EXERCISE PROMPT: Repeat each entry word for word. Leave any images out of the copy.
-- START INFORMATION SUPPLIED --
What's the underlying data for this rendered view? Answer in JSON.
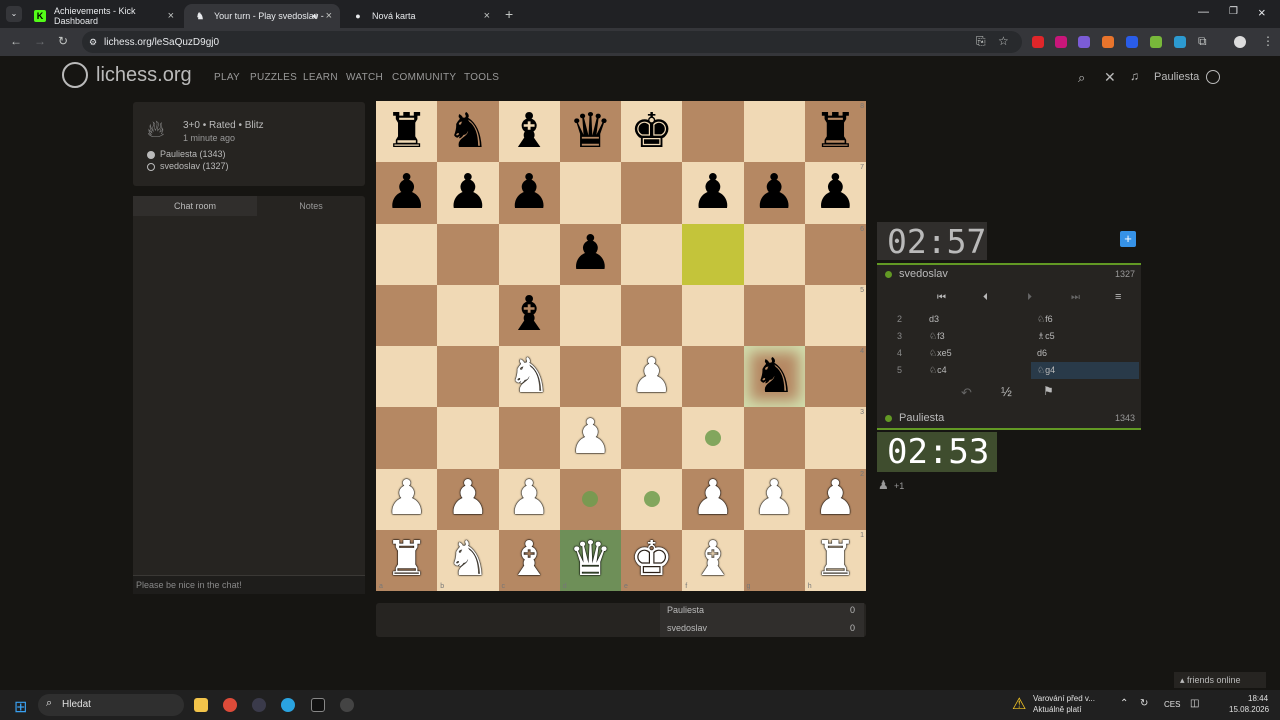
{
  "browser": {
    "tabs": [
      {
        "title": "Achievements - Kick Dashboard",
        "icon": "K"
      },
      {
        "title": "Your turn - Play svedoslav -",
        "icon": "♞"
      },
      {
        "title": "Nová karta",
        "icon": "●"
      }
    ],
    "url": "lichess.org/leSaQuzD9gj0"
  },
  "site": {
    "logo": "lichess.org",
    "nav": [
      "PLAY",
      "PUZZLES",
      "LEARN",
      "WATCH",
      "COMMUNITY",
      "TOOLS"
    ],
    "username": "Pauliesta"
  },
  "game": {
    "type": "3+0 • Rated • Blitz",
    "started": "1 minute ago",
    "white_player": "Pauliesta (1343)",
    "black_player": "svedoslav (1327)"
  },
  "chat": {
    "tabs": [
      "Chat room",
      "Notes"
    ],
    "placeholder": "Please be nice in the chat!"
  },
  "board": {
    "rows": [
      [
        "♜",
        "♞",
        "♝",
        "♛",
        "♚",
        "",
        "",
        "♜"
      ],
      [
        "♟",
        "♟",
        "♟",
        "",
        "",
        "♟",
        "♟",
        "♟"
      ],
      [
        "",
        "",
        "",
        "♟",
        "",
        "",
        "",
        ""
      ],
      [
        "",
        "",
        "♝",
        "",
        "",
        "",
        "",
        ""
      ],
      [
        "",
        "",
        "♞",
        "",
        "♟",
        "",
        "♞",
        ""
      ],
      [
        "",
        "",
        "",
        "♟",
        "",
        "",
        "",
        ""
      ],
      [
        "♟",
        "♟",
        "♟",
        "",
        "",
        "♟",
        "♟",
        "♟"
      ],
      [
        "♜",
        "♞",
        "♝",
        "♛",
        "♚",
        "♝",
        "",
        "♜"
      ]
    ],
    "colors": [
      [
        "b",
        "b",
        "b",
        "b",
        "b",
        "",
        "",
        "b"
      ],
      [
        "b",
        "b",
        "b",
        "",
        "",
        "b",
        "b",
        "b"
      ],
      [
        "",
        "",
        "",
        "b",
        "",
        "",
        "",
        ""
      ],
      [
        "",
        "",
        "b",
        "",
        "",
        "",
        "",
        ""
      ],
      [
        "",
        "",
        "w",
        "",
        "w",
        "",
        "b",
        ""
      ],
      [
        "",
        "",
        "",
        "w",
        "",
        "",
        "",
        ""
      ],
      [
        "w",
        "w",
        "w",
        "",
        "",
        "w",
        "w",
        "w"
      ],
      [
        "w",
        "w",
        "w",
        "w",
        "w",
        "w",
        "",
        "w"
      ]
    ],
    "rank_labels": [
      "8",
      "7",
      "6",
      "5",
      "4",
      "3",
      "2",
      "1"
    ],
    "file_labels": [
      "a",
      "b",
      "c",
      "d",
      "e",
      "f",
      "g",
      "h"
    ]
  },
  "clocks": {
    "opponent": {
      "time": "02:57",
      "name": "svedoslav",
      "rating": "1327"
    },
    "player": {
      "time": "02:53",
      "name": "Pauliesta",
      "rating": "1343"
    }
  },
  "moves": [
    {
      "num": "2",
      "white": "d3",
      "black": "♘f6"
    },
    {
      "num": "3",
      "white": "♘f3",
      "black": "♗c5"
    },
    {
      "num": "4",
      "white": "♘xe5",
      "black": "d6"
    },
    {
      "num": "5",
      "white": "♘c4",
      "black": "♘g4"
    }
  ],
  "spectators": "+1",
  "score": {
    "rows": [
      {
        "name": "Pauliesta",
        "points": "0"
      },
      {
        "name": "svedoslav",
        "points": "0"
      }
    ]
  },
  "friends_online": "friends online",
  "taskbar": {
    "search": "Hledat",
    "notification_line1": "Varování před v...",
    "notification_line2": "Aktuálně platí",
    "lang": "CES",
    "time": "18:44",
    "date": "15.08.2026"
  },
  "colors": {
    "accent": "#629924",
    "board_light": "#f0d9b5",
    "board_dark": "#b58863"
  }
}
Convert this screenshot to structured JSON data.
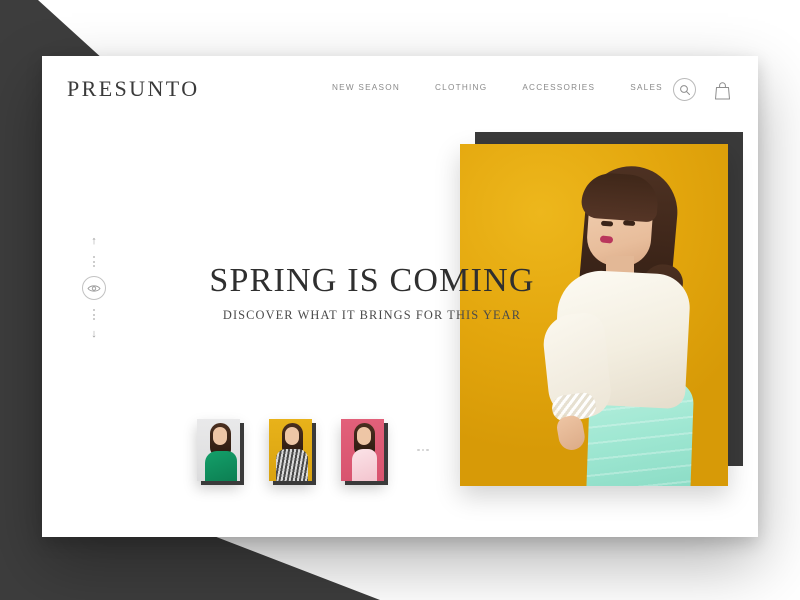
-- END INFORMATION SUPPLIED --
SOLUTION:
What's the underlying data for this rendered view? Answer in JSON.
{
  "browser": {
    "tabs": [
      {
        "title": "Achievements - Kick Dashboard",
        "icon": "K"
      },
      {
        "title": "Your turn - Play svedoslav -",
        "icon": "♞"
      },
      {
        "title": "Nová karta",
        "icon": "●"
      }
    ],
    "url": "lichess.org/leSaQuzD9gj0"
  },
  "site": {
    "logo": "lichess.org",
    "nav": [
      "PLAY",
      "PUZZLES",
      "LEARN",
      "WATCH",
      "COMMUNITY",
      "TOOLS"
    ],
    "username": "Pauliesta"
  },
  "game": {
    "type": "3+0 • Rated • Blitz",
    "started": "1 minute ago",
    "white_player": "Pauliesta (1343)",
    "black_player": "svedoslav (1327)"
  },
  "chat": {
    "tabs": [
      "Chat room",
      "Notes"
    ],
    "placeholder": "Please be nice in the chat!"
  },
  "board": {
    "rows": [
      [
        "♜",
        "♞",
        "♝",
        "♛",
        "♚",
        "",
        "",
        "♜"
      ],
      [
        "♟",
        "♟",
        "♟",
        "",
        "",
        "♟",
        "♟",
        "♟"
      ],
      [
        "",
        "",
        "",
        "♟",
        "",
        "",
        "",
        ""
      ],
      [
        "",
        "",
        "♝",
        "",
        "",
        "",
        "",
        ""
      ],
      [
        "",
        "",
        "♞",
        "",
        "♟",
        "",
        "♞",
        ""
      ],
      [
        "",
        "",
        "",
        "♟",
        "",
        "",
        "",
        ""
      ],
      [
        "♟",
        "♟",
        "♟",
        "",
        "",
        "♟",
        "♟",
        "♟"
      ],
      [
        "♜",
        "♞",
        "♝",
        "♛",
        "♚",
        "♝",
        "",
        "♜"
      ]
    ],
    "colors": [
      [
        "b",
        "b",
        "b",
        "b",
        "b",
        "",
        "",
        "b"
      ],
      [
        "b",
        "b",
        "b",
        "",
        "",
        "b",
        "b",
        "b"
      ],
      [
        "",
        "",
        "",
        "b",
        "",
        "",
        "",
        ""
      ],
      [
        "",
        "",
        "b",
        "",
        "",
        "",
        "",
        ""
      ],
      [
        "",
        "",
        "w",
        "",
        "w",
        "",
        "b",
        ""
      ],
      [
        "",
        "",
        "",
        "w",
        "",
        "",
        "",
        ""
      ],
      [
        "w",
        "w",
        "w",
        "",
        "",
        "w",
        "w",
        "w"
      ],
      [
        "w",
        "w",
        "w",
        "w",
        "w",
        "w",
        "",
        "w"
      ]
    ],
    "rank_labels": [
      "8",
      "7",
      "6",
      "5",
      "4",
      "3",
      "2",
      "1"
    ],
    "file_labels": [
      "a",
      "b",
      "c",
      "d",
      "e",
      "f",
      "g",
      "h"
    ]
  },
  "clocks": {
    "opponent": {
      "time": "02:57",
      "name": "svedoslav",
      "rating": "1327"
    },
    "player": {
      "time": "02:53",
      "name": "Pauliesta",
      "rating": "1343"
    }
  },
  "moves": [
    {
      "num": "2",
      "white": "d3",
      "black": "♘f6"
    },
    {
      "num": "3",
      "white": "♘f3",
      "black": "♗c5"
    },
    {
      "num": "4",
      "white": "♘xe5",
      "black": "d6"
    },
    {
      "num": "5",
      "white": "♘c4",
      "black": "♘g4"
    }
  ],
  "spectators": "+1",
  "score": {
    "rows": [
      {
        "name": "Pauliesta",
        "points": "0"
      },
      {
        "name": "svedoslav",
        "points": "0"
      }
    ]
  },
  "friends_online": "friends online",
  "taskbar": {
    "search": "Hledat",
    "notification_line1": "Varování před v...",
    "notification_line2": "Aktuálně platí",
    "lang": "CES",
    "time": "18:44",
    "date": "15.08.2026"
  },
  "colors": {
    "accent": "#629924",
    "board_light": "#f0d9b5",
    "board_dark": "#b58863"
  }
}
Convert this screenshot to structured JSON data.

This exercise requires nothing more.